:: Data provided ::
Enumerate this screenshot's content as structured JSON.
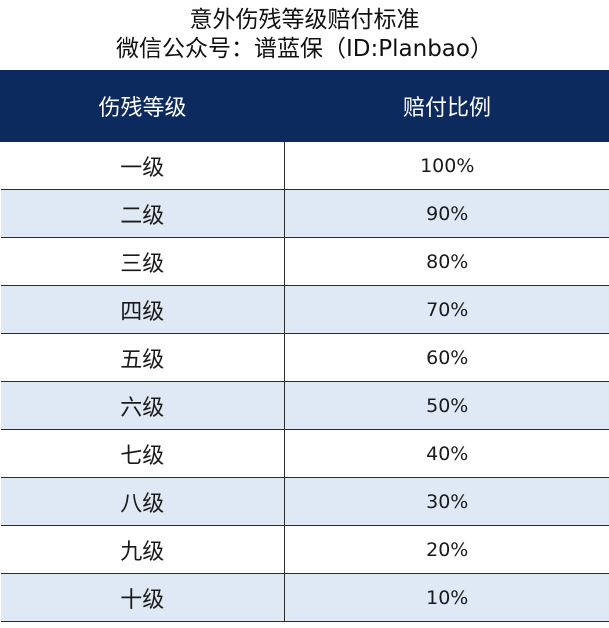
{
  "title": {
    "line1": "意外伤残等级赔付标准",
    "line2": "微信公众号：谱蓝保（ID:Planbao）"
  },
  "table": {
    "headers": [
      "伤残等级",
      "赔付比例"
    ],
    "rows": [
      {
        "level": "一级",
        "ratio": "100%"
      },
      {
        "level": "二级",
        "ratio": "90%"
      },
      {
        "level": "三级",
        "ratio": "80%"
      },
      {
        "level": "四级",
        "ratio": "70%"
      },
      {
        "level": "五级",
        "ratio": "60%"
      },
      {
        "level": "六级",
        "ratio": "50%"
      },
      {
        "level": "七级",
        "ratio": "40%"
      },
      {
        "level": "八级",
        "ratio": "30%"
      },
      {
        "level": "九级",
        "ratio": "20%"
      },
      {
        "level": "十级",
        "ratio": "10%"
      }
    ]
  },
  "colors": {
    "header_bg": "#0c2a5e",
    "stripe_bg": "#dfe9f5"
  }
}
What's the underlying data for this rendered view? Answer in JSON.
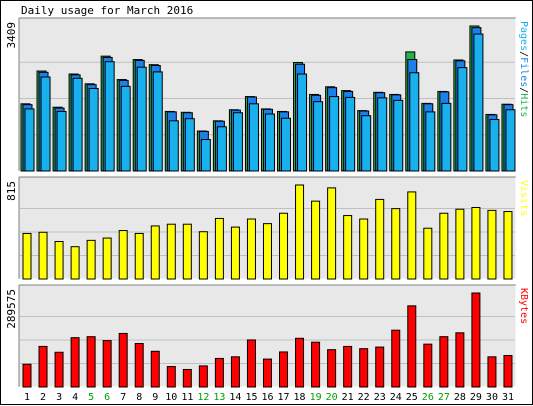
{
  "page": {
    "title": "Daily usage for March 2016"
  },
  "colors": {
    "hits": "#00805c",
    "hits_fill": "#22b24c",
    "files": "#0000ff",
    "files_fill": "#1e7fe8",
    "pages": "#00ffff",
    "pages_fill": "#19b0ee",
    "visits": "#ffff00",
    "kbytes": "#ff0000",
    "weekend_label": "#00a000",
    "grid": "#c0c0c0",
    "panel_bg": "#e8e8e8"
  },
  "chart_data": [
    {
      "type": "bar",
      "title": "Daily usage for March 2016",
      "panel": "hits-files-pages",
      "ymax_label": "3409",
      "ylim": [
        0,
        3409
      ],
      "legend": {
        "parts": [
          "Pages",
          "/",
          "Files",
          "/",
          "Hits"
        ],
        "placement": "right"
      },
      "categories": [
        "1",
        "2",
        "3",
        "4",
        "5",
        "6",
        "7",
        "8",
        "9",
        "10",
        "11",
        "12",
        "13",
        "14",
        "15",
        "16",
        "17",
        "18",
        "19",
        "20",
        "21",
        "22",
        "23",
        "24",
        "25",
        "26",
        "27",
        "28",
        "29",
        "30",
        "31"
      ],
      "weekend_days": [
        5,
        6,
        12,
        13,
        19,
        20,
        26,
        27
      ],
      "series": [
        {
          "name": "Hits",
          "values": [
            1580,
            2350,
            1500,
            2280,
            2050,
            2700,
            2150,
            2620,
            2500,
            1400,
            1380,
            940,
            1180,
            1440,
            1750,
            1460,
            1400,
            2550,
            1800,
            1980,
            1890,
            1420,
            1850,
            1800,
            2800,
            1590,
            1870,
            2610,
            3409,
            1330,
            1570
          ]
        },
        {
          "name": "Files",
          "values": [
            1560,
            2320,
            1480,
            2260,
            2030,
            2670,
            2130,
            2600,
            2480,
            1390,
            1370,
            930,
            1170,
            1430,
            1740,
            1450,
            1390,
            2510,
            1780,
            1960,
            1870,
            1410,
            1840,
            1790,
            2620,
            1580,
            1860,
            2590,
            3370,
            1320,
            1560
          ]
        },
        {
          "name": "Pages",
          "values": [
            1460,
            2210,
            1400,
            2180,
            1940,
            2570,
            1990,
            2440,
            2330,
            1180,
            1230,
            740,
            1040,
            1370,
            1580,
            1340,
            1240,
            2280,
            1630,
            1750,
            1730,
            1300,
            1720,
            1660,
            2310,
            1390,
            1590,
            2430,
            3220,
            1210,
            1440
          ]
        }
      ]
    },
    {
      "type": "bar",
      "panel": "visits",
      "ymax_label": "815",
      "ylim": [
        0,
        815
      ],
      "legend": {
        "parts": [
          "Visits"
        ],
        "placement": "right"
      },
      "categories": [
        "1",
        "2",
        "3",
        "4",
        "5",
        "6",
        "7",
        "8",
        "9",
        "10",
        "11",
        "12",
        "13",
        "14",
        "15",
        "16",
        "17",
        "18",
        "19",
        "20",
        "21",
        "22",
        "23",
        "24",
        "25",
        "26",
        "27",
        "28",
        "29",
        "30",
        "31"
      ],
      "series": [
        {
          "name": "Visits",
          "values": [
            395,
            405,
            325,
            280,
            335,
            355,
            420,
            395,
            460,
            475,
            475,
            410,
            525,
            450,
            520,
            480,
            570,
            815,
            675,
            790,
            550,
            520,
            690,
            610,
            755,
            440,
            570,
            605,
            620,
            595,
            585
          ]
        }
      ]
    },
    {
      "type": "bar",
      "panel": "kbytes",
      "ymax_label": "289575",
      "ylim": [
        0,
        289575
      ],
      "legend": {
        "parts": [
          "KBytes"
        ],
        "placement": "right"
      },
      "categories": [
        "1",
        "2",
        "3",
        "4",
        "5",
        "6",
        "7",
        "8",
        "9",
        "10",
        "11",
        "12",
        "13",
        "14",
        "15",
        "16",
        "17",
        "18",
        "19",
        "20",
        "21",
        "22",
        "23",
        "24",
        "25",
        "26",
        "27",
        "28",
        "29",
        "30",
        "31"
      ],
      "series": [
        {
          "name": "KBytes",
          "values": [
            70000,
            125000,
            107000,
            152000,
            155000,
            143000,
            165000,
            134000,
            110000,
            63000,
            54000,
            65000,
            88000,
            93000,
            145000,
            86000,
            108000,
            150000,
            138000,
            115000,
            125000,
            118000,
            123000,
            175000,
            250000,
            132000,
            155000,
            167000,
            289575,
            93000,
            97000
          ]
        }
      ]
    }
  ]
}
:::
# What is needed:
Transcribe the listing in full and omit the pictures.

# Correct response:
Enumerate this screenshot's content as structured JSON.
{
  "title": {
    "line1": "意外伤残等级赔付标准",
    "line2": "微信公众号：谱蓝保（ID:Planbao）"
  },
  "table": {
    "headers": [
      "伤残等级",
      "赔付比例"
    ],
    "rows": [
      {
        "level": "一级",
        "ratio": "100%"
      },
      {
        "level": "二级",
        "ratio": "90%"
      },
      {
        "level": "三级",
        "ratio": "80%"
      },
      {
        "level": "四级",
        "ratio": "70%"
      },
      {
        "level": "五级",
        "ratio": "60%"
      },
      {
        "level": "六级",
        "ratio": "50%"
      },
      {
        "level": "七级",
        "ratio": "40%"
      },
      {
        "level": "八级",
        "ratio": "30%"
      },
      {
        "level": "九级",
        "ratio": "20%"
      },
      {
        "level": "十级",
        "ratio": "10%"
      }
    ]
  },
  "colors": {
    "header_bg": "#0c2a5e",
    "stripe_bg": "#dfe9f5"
  }
}
What's the underlying data for this rendered view? Answer in JSON.
{
  "page": {
    "title": "Daily usage for March 2016"
  },
  "colors": {
    "hits": "#00805c",
    "hits_fill": "#22b24c",
    "files": "#0000ff",
    "files_fill": "#1e7fe8",
    "pages": "#00ffff",
    "pages_fill": "#19b0ee",
    "visits": "#ffff00",
    "kbytes": "#ff0000",
    "weekend_label": "#00a000",
    "grid": "#c0c0c0",
    "panel_bg": "#e8e8e8"
  },
  "chart_data": [
    {
      "type": "bar",
      "title": "Daily usage for March 2016",
      "panel": "hits-files-pages",
      "ymax_label": "3409",
      "ylim": [
        0,
        3409
      ],
      "legend": {
        "parts": [
          "Pages",
          "/",
          "Files",
          "/",
          "Hits"
        ],
        "placement": "right"
      },
      "categories": [
        "1",
        "2",
        "3",
        "4",
        "5",
        "6",
        "7",
        "8",
        "9",
        "10",
        "11",
        "12",
        "13",
        "14",
        "15",
        "16",
        "17",
        "18",
        "19",
        "20",
        "21",
        "22",
        "23",
        "24",
        "25",
        "26",
        "27",
        "28",
        "29",
        "30",
        "31"
      ],
      "weekend_days": [
        5,
        6,
        12,
        13,
        19,
        20,
        26,
        27
      ],
      "series": [
        {
          "name": "Hits",
          "values": [
            1580,
            2350,
            1500,
            2280,
            2050,
            2700,
            2150,
            2620,
            2500,
            1400,
            1380,
            940,
            1180,
            1440,
            1750,
            1460,
            1400,
            2550,
            1800,
            1980,
            1890,
            1420,
            1850,
            1800,
            2800,
            1590,
            1870,
            2610,
            3409,
            1330,
            1570
          ]
        },
        {
          "name": "Files",
          "values": [
            1560,
            2320,
            1480,
            2260,
            2030,
            2670,
            2130,
            2600,
            2480,
            1390,
            1370,
            930,
            1170,
            1430,
            1740,
            1450,
            1390,
            2510,
            1780,
            1960,
            1870,
            1410,
            1840,
            1790,
            2620,
            1580,
            1860,
            2590,
            3370,
            1320,
            1560
          ]
        },
        {
          "name": "Pages",
          "values": [
            1460,
            2210,
            1400,
            2180,
            1940,
            2570,
            1990,
            2440,
            2330,
            1180,
            1230,
            740,
            1040,
            1370,
            1580,
            1340,
            1240,
            2280,
            1630,
            1750,
            1730,
            1300,
            1720,
            1660,
            2310,
            1390,
            1590,
            2430,
            3220,
            1210,
            1440
          ]
        }
      ]
    },
    {
      "type": "bar",
      "panel": "visits",
      "ymax_label": "815",
      "ylim": [
        0,
        815
      ],
      "legend": {
        "parts": [
          "Visits"
        ],
        "placement": "right"
      },
      "categories": [
        "1",
        "2",
        "3",
        "4",
        "5",
        "6",
        "7",
        "8",
        "9",
        "10",
        "11",
        "12",
        "13",
        "14",
        "15",
        "16",
        "17",
        "18",
        "19",
        "20",
        "21",
        "22",
        "23",
        "24",
        "25",
        "26",
        "27",
        "28",
        "29",
        "30",
        "31"
      ],
      "series": [
        {
          "name": "Visits",
          "values": [
            395,
            405,
            325,
            280,
            335,
            355,
            420,
            395,
            460,
            475,
            475,
            410,
            525,
            450,
            520,
            480,
            570,
            815,
            675,
            790,
            550,
            520,
            690,
            610,
            755,
            440,
            570,
            605,
            620,
            595,
            585
          ]
        }
      ]
    },
    {
      "type": "bar",
      "panel": "kbytes",
      "ymax_label": "289575",
      "ylim": [
        0,
        289575
      ],
      "legend": {
        "parts": [
          "KBytes"
        ],
        "placement": "right"
      },
      "categories": [
        "1",
        "2",
        "3",
        "4",
        "5",
        "6",
        "7",
        "8",
        "9",
        "10",
        "11",
        "12",
        "13",
        "14",
        "15",
        "16",
        "17",
        "18",
        "19",
        "20",
        "21",
        "22",
        "23",
        "24",
        "25",
        "26",
        "27",
        "28",
        "29",
        "30",
        "31"
      ],
      "series": [
        {
          "name": "KBytes",
          "values": [
            70000,
            125000,
            107000,
            152000,
            155000,
            143000,
            165000,
            134000,
            110000,
            63000,
            54000,
            65000,
            88000,
            93000,
            145000,
            86000,
            108000,
            150000,
            138000,
            115000,
            125000,
            118000,
            123000,
            175000,
            250000,
            132000,
            155000,
            167000,
            289575,
            93000,
            97000
          ]
        }
      ]
    }
  ]
}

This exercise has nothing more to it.